Request:
Take the data that follows and retype it word for word.

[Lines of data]
======

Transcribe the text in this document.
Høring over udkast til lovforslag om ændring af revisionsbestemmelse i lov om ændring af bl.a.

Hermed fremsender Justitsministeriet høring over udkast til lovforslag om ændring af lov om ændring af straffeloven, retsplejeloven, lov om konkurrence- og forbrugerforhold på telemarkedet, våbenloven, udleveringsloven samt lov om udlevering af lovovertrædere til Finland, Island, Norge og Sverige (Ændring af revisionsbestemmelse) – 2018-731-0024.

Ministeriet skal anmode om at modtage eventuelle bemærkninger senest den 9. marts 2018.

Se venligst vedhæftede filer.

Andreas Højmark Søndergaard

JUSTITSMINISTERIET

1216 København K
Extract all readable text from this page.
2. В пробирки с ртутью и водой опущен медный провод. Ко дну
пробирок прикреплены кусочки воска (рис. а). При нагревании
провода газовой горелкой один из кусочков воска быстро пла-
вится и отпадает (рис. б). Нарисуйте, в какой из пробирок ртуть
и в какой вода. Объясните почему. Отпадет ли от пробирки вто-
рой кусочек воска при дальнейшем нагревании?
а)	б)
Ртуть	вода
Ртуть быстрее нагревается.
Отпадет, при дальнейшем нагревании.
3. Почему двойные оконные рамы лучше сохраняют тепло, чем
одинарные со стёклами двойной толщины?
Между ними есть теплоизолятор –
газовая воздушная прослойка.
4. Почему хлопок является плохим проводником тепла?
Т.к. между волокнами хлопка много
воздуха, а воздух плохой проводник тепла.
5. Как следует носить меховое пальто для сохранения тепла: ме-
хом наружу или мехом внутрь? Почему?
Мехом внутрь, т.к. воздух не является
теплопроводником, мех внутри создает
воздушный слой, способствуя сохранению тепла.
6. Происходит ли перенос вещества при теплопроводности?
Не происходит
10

======

Task output:
Transcribe the text in this document.
Høring over udkast til lovforslag om ændring af revisionsbestemmelse i lov om ændring af bl.a.

Hermed fremsender Justitsministeriet høring over udkast til lovforslag om ændring af lov om ændring af straffeloven, retsplejeloven, lov om konkurrence- og forbrugerforhold på telemarkedet, våbenloven, udleveringsloven samt lov om udlevering af lovovertrædere til Finland, Island, Norge og Sverige (Ændring af revisionsbestemmelse) – 2018-731-0024.

Ministeriet skal anmode om at modtage eventuelle bemærkninger senest den 9. marts 2018.

Se venligst vedhæftede filer.

Andreas Højmark Søndergaard

JUSTITSMINISTERIET

1216 København K
Extract all readable text from this page.
2. В пробирки с ртутью и водой опущен медный провод. Ко дну
пробирок прикреплены кусочки воска (рис. а). При нагревании
провода газовой горелкой один из кусочков воска быстро пла-
вится и отпадает (рис. б). Нарисуйте, в какой из пробирок ртуть
и в какой вода. Объясните почему. Отпадет ли от пробирки вто-
рой кусочек воска при дальнейшем нагревании?
а)	б)
Ртуть	вода
Ртуть быстрее нагревается.
Отпадет, при дальнейшем нагревании.
3. Почему двойные оконные рамы лучше сохраняют тепло, чем
одинарные со стёклами двойной толщины?
Между ними есть теплоизолятор –
газовая воздушная прослойка.
4. Почему хлопок является плохим проводником тепла?
Т.к. между волокнами хлопка много
воздуха, а воздух плохой проводник тепла.
5. Как следует носить меховое пальто для сохранения тепла: ме-
хом наружу или мехом внутрь? Почему?
Мехом внутрь, т.к. воздух не является
теплопроводником, мех внутри создает
воздушный слой, способствуя сохранению тепла.
6. Происходит ли перенос вещества при теплопроводности?
Не происходит
10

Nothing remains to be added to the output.